▶ _Task inputs_:
**********
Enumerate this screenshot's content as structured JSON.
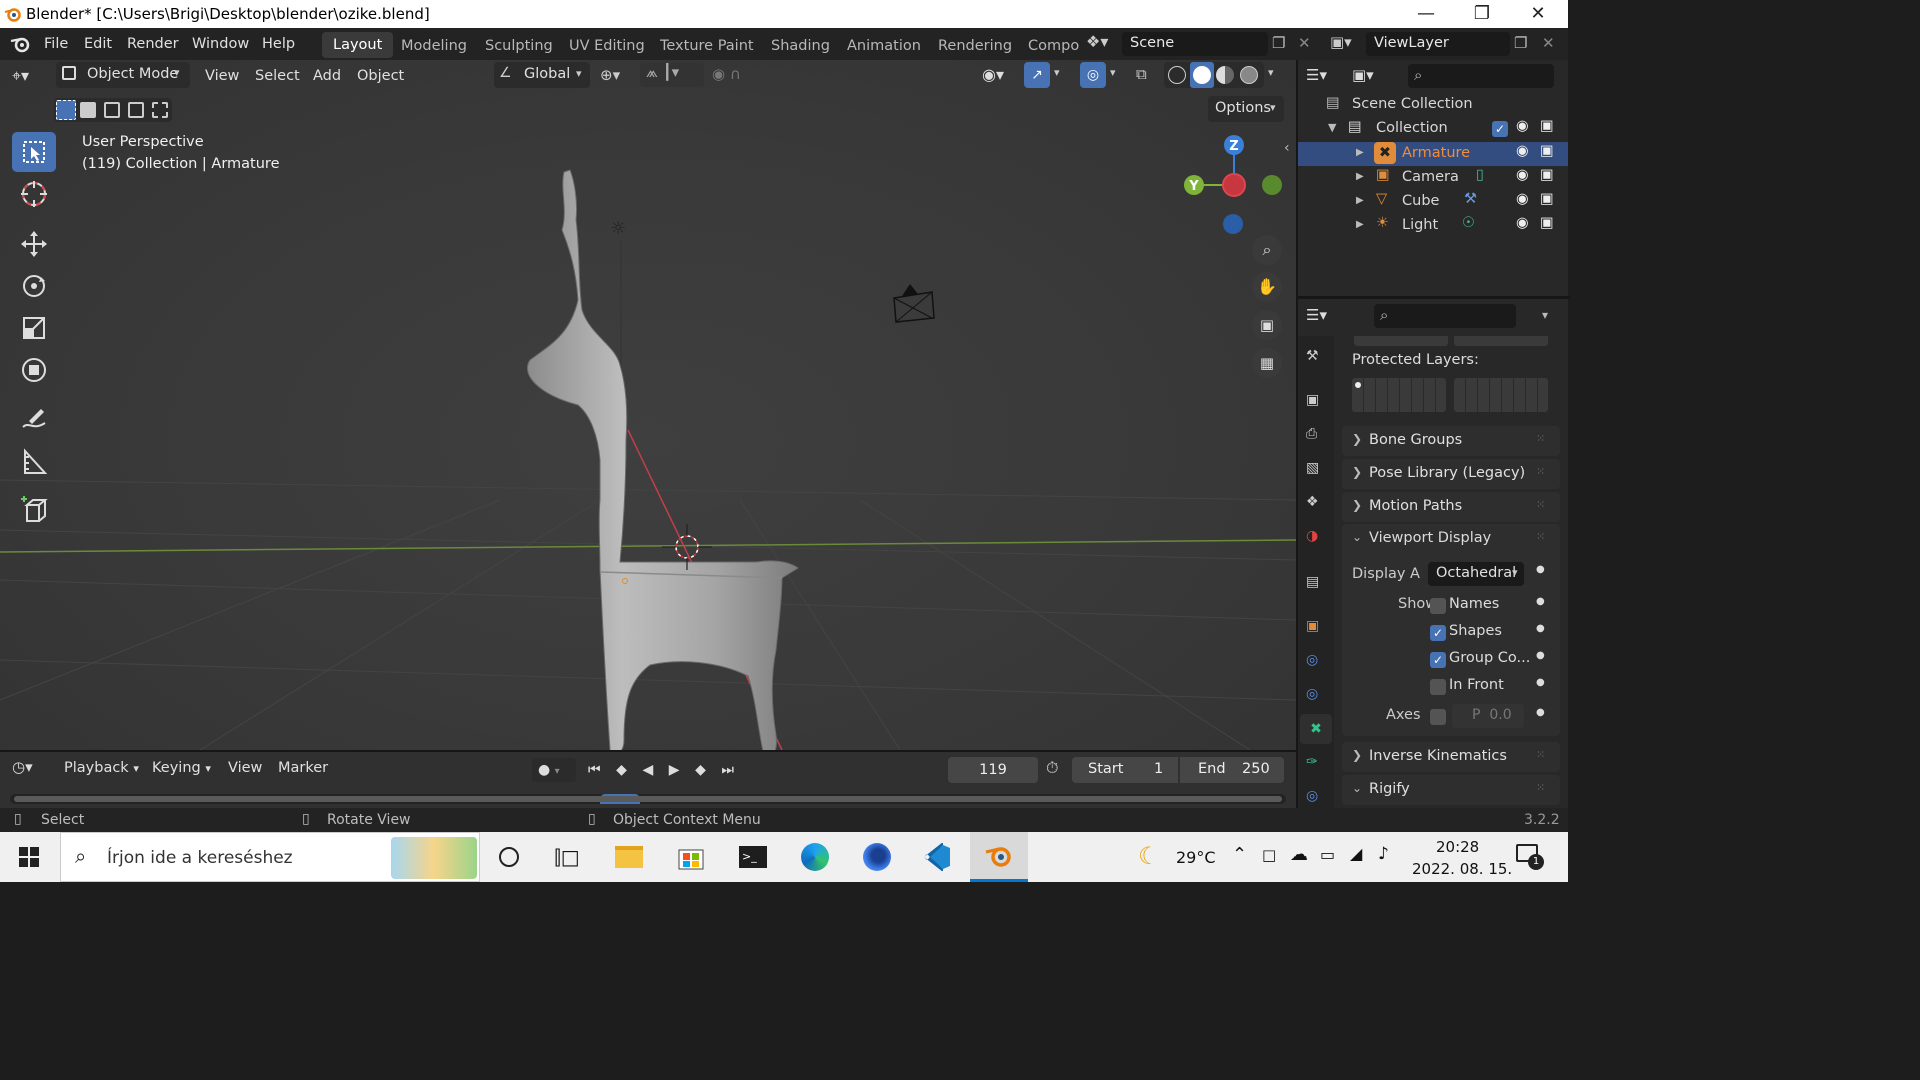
{
  "window": {
    "title": "Blender* [C:\\Users\\Brigi\\Desktop\\blender\\ozike.blend]",
    "controls": [
      "minimize-icon",
      "restore-icon",
      "close-icon"
    ]
  },
  "topmenu": {
    "items": [
      "File",
      "Edit",
      "Render",
      "Window",
      "Help"
    ],
    "workspaces": [
      "Layout",
      "Modeling",
      "Sculpting",
      "UV Editing",
      "Texture Paint",
      "Shading",
      "Animation",
      "Rendering",
      "Compo"
    ],
    "active_workspace": "Layout",
    "scene": "Scene",
    "view_layer": "ViewLayer"
  },
  "viewport": {
    "mode": "Object Mode",
    "menu": [
      "View",
      "Select",
      "Add",
      "Object"
    ],
    "orientation": "Global",
    "options_label": "Options",
    "perspective": "User Perspective",
    "context": "(119) Collection | Armature",
    "gizmo_axes": [
      "Z",
      "Y"
    ]
  },
  "outliner": {
    "root": "Scene Collection",
    "collection": "Collection",
    "items": [
      {
        "name": "Armature",
        "selected": true,
        "color": "#f08c3c"
      },
      {
        "name": "Camera",
        "selected": false
      },
      {
        "name": "Cube",
        "selected": false
      },
      {
        "name": "Light",
        "selected": false
      }
    ]
  },
  "properties": {
    "protected_layers_label": "Protected Layers:",
    "sections": [
      "Bone Groups",
      "Pose Library (Legacy)",
      "Motion Paths",
      "Viewport Display",
      "Inverse Kinematics",
      "Rigify"
    ],
    "display_as_label": "Display A",
    "display_as_value": "Octahedral",
    "show_label": "Show",
    "show_options": [
      {
        "label": "Names",
        "checked": false
      },
      {
        "label": "Shapes",
        "checked": true
      },
      {
        "label": "Group Co...",
        "checked": true
      },
      {
        "label": "In Front",
        "checked": false
      }
    ],
    "axes_label": "Axes",
    "axes_value": "P  0.0"
  },
  "timeline": {
    "menu": [
      "Playback",
      "Keying",
      "View",
      "Marker"
    ],
    "current_frame": "119",
    "start_label": "Start",
    "start_value": "1",
    "end_label": "End",
    "end_value": "250"
  },
  "statusbar": {
    "hints": [
      "Select",
      "Rotate View",
      "Object Context Menu"
    ],
    "version": "3.2.2"
  },
  "taskbar": {
    "search_placeholder": "Írjon ide a kereséshez",
    "weather": "29°C",
    "time": "20:28",
    "date": "2022. 08. 15.",
    "notification_count": "1"
  },
  "colors": {
    "accent": "#4772b3",
    "selected_object": "#f08c3c",
    "x_axis": "#e0454f",
    "y_axis": "#7fb33a",
    "z_axis": "#3a7fd8"
  }
}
**********
Exactly reproduce each record, leaving out any pictures.

Enumerate this screenshot's content as structured JSON.
{
  "window": {
    "title": "Blender* [C:\\Users\\Brigi\\Desktop\\blender\\ozike.blend]",
    "controls": [
      "minimize-icon",
      "restore-icon",
      "close-icon"
    ]
  },
  "topmenu": {
    "items": [
      "File",
      "Edit",
      "Render",
      "Window",
      "Help"
    ],
    "workspaces": [
      "Layout",
      "Modeling",
      "Sculpting",
      "UV Editing",
      "Texture Paint",
      "Shading",
      "Animation",
      "Rendering",
      "Compo"
    ],
    "active_workspace": "Layout",
    "scene": "Scene",
    "view_layer": "ViewLayer"
  },
  "viewport": {
    "mode": "Object Mode",
    "menu": [
      "View",
      "Select",
      "Add",
      "Object"
    ],
    "orientation": "Global",
    "options_label": "Options",
    "perspective": "User Perspective",
    "context": "(119) Collection | Armature",
    "gizmo_axes": [
      "Z",
      "Y"
    ]
  },
  "outliner": {
    "root": "Scene Collection",
    "collection": "Collection",
    "items": [
      {
        "name": "Armature",
        "selected": true,
        "color": "#f08c3c"
      },
      {
        "name": "Camera",
        "selected": false
      },
      {
        "name": "Cube",
        "selected": false
      },
      {
        "name": "Light",
        "selected": false
      }
    ]
  },
  "properties": {
    "protected_layers_label": "Protected Layers:",
    "sections": [
      "Bone Groups",
      "Pose Library (Legacy)",
      "Motion Paths",
      "Viewport Display",
      "Inverse Kinematics",
      "Rigify"
    ],
    "display_as_label": "Display A",
    "display_as_value": "Octahedral",
    "show_label": "Show",
    "show_options": [
      {
        "label": "Names",
        "checked": false
      },
      {
        "label": "Shapes",
        "checked": true
      },
      {
        "label": "Group Co...",
        "checked": true
      },
      {
        "label": "In Front",
        "checked": false
      }
    ],
    "axes_label": "Axes",
    "axes_value": "P  0.0"
  },
  "timeline": {
    "menu": [
      "Playback",
      "Keying",
      "View",
      "Marker"
    ],
    "current_frame": "119",
    "start_label": "Start",
    "start_value": "1",
    "end_label": "End",
    "end_value": "250"
  },
  "statusbar": {
    "hints": [
      "Select",
      "Rotate View",
      "Object Context Menu"
    ],
    "version": "3.2.2"
  },
  "taskbar": {
    "search_placeholder": "Írjon ide a kereséshez",
    "weather": "29°C",
    "time": "20:28",
    "date": "2022. 08. 15.",
    "notification_count": "1"
  },
  "colors": {
    "accent": "#4772b3",
    "selected_object": "#f08c3c",
    "x_axis": "#e0454f",
    "y_axis": "#7fb33a",
    "z_axis": "#3a7fd8"
  }
}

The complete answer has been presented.